Write out exactly the lines below that run from the line containing "Give me a plain-text" through the last line of the records.

[Stored data]
>> Begin

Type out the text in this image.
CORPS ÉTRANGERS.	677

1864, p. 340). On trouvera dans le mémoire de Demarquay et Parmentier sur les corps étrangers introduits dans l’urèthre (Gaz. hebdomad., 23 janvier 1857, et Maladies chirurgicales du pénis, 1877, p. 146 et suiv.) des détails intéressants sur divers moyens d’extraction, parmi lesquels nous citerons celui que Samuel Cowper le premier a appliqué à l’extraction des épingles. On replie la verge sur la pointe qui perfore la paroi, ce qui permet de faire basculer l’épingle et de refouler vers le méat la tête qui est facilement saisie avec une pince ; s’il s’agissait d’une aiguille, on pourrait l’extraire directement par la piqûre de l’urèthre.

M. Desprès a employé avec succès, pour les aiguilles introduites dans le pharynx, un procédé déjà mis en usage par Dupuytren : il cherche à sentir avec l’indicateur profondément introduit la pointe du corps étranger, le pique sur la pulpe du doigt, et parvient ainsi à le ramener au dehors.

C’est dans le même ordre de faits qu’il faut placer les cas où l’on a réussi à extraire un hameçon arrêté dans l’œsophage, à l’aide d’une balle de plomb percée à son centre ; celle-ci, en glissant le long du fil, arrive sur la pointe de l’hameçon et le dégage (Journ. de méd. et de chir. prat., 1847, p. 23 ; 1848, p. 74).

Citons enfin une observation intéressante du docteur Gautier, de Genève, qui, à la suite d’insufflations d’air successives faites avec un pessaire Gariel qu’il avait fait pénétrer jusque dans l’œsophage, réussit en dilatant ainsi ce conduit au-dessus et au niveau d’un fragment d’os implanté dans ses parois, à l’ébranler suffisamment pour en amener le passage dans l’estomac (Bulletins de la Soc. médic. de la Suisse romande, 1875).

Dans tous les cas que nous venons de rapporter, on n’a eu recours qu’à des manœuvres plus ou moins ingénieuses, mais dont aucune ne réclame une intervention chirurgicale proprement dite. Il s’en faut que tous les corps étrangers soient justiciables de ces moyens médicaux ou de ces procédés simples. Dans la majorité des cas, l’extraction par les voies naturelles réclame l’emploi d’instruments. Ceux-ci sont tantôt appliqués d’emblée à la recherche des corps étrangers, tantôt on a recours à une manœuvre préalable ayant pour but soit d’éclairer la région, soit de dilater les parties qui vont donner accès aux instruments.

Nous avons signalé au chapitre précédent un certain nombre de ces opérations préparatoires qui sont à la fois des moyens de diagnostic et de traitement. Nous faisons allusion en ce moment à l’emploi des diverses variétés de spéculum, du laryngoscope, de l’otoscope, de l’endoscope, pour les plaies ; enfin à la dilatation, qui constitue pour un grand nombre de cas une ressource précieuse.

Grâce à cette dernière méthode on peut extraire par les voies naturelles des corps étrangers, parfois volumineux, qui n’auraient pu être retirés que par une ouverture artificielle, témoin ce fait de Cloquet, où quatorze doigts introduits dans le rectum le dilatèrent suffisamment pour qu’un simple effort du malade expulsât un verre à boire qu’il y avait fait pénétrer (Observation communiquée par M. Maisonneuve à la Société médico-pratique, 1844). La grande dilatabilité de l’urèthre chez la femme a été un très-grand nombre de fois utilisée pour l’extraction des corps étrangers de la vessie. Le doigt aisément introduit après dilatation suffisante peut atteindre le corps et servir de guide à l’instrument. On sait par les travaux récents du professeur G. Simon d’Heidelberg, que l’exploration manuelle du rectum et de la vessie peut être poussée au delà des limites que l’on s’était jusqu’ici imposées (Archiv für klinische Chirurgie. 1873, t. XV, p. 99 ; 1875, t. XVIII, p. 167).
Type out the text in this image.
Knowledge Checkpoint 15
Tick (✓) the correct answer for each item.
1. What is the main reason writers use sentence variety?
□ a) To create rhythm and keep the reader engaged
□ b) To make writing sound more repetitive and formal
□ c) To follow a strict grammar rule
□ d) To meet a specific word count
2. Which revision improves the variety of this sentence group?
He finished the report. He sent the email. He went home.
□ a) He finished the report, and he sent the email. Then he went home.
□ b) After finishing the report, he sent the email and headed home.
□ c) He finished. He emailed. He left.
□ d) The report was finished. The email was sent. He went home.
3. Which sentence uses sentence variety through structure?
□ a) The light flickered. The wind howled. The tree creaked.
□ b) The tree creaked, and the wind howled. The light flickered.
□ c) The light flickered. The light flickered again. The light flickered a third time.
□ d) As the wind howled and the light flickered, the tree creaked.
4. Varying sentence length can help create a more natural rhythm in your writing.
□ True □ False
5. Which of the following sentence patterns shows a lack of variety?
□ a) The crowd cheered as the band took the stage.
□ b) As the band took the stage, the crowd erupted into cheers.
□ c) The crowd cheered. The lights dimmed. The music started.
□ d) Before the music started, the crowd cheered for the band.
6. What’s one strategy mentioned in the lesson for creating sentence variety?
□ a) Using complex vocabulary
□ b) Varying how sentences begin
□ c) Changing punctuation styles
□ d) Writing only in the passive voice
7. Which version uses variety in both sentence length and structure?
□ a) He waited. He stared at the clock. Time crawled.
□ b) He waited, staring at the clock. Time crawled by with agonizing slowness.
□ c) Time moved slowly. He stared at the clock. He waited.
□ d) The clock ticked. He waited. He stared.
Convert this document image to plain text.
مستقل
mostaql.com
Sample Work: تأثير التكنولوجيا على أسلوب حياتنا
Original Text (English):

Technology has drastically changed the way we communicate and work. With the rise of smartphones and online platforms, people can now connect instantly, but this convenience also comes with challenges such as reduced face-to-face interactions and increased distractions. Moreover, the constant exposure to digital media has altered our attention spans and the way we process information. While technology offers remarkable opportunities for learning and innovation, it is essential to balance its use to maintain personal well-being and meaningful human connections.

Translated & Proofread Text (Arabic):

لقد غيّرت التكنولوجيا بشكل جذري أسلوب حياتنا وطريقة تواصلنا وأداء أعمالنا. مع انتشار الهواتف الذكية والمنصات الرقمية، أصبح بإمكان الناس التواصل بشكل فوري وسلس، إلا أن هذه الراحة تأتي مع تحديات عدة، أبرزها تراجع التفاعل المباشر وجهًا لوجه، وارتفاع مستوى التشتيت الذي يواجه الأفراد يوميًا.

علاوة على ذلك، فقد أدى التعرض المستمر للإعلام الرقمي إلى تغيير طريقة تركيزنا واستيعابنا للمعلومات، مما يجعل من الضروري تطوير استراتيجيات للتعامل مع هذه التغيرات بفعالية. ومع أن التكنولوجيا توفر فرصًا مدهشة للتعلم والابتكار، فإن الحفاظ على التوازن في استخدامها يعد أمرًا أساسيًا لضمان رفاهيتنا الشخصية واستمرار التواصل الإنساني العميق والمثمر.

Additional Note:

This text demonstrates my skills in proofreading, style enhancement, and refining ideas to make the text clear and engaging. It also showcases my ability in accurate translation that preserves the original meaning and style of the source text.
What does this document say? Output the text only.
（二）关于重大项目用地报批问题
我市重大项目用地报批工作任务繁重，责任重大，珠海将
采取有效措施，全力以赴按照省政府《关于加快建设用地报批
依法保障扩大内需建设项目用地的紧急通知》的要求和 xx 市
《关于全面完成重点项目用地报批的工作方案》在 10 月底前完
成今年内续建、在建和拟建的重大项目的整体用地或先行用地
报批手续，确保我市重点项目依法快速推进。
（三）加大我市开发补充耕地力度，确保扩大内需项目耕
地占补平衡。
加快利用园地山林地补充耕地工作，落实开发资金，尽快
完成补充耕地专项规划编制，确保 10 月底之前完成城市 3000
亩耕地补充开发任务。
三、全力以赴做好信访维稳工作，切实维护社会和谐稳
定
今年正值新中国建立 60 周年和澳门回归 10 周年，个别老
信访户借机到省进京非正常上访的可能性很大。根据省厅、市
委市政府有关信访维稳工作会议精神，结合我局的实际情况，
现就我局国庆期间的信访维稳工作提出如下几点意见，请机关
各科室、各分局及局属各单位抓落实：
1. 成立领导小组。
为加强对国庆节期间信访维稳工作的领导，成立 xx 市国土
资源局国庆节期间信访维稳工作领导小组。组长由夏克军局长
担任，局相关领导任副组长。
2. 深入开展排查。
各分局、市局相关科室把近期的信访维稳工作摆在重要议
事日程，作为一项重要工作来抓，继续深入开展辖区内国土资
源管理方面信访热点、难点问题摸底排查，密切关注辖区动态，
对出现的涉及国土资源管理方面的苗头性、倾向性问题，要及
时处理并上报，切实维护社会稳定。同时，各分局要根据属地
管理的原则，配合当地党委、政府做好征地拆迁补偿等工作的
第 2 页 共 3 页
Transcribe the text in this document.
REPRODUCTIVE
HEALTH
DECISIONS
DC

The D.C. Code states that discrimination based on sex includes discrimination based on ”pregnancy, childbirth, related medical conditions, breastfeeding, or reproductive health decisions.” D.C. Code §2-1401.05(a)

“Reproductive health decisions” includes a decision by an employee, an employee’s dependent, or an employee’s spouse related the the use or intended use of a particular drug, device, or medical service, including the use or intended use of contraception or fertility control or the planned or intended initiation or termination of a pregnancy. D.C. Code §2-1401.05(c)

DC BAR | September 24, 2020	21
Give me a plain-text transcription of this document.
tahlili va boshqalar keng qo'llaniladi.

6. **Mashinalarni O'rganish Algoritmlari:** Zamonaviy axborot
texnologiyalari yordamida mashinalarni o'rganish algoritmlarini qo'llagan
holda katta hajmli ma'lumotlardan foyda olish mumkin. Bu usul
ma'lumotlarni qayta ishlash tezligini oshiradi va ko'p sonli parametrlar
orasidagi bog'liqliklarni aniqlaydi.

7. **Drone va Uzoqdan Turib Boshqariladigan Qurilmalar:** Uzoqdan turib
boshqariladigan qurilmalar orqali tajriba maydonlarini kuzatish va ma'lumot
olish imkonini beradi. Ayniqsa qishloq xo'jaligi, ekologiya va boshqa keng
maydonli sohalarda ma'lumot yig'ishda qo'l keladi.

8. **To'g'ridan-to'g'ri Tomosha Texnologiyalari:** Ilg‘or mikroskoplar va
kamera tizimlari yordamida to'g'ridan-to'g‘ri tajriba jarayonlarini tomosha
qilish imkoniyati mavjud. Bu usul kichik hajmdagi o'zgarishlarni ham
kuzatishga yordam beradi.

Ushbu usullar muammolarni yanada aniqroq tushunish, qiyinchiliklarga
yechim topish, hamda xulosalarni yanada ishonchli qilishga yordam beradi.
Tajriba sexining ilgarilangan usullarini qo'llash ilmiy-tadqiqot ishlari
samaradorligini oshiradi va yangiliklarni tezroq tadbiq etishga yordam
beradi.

>> End

ANSWER:
Give me a plain-text transcription of this document.
tahlili va boshqalar keng qo'llaniladi.

6. **Mashinalarni O'rganish Algoritmlari:** Zamonaviy axborot
texnologiyalari yordamida mashinalarni o'rganish algoritmlarini qo'llagan
holda katta hajmli ma'lumotlardan foyda olish mumkin. Bu usul
ma'lumotlarni qayta ishlash tezligini oshiradi va ko'p sonli parametrlar
orasidagi bog'liqliklarni aniqlaydi.

7. **Drone va Uzoqdan Turib Boshqariladigan Qurilmalar:** Uzoqdan turib
boshqariladigan qurilmalar orqali tajriba maydonlarini kuzatish va ma'lumot
olish imkonini beradi. Ayniqsa qishloq xo'jaligi, ekologiya va boshqa keng
maydonli sohalarda ma'lumot yig'ishda qo'l keladi.

8. **To'g'ridan-to'g'ri Tomosha Texnologiyalari:** Ilg‘or mikroskoplar va
kamera tizimlari yordamida to'g'ridan-to'g‘ri tajriba jarayonlarini tomosha
qilish imkoniyati mavjud. Bu usul kichik hajmdagi o'zgarishlarni ham
kuzatishga yordam beradi.

Ushbu usullar muammolarni yanada aniqroq tushunish, qiyinchiliklarga
yechim topish, hamda xulosalarni yanada ishonchli qilishga yordam beradi.
Tajriba sexining ilgarilangan usullarini qo'llash ilmiy-tadqiqot ishlari
samaradorligini oshiradi va yangiliklarni tezroq tadbiq etishga yordam
beradi.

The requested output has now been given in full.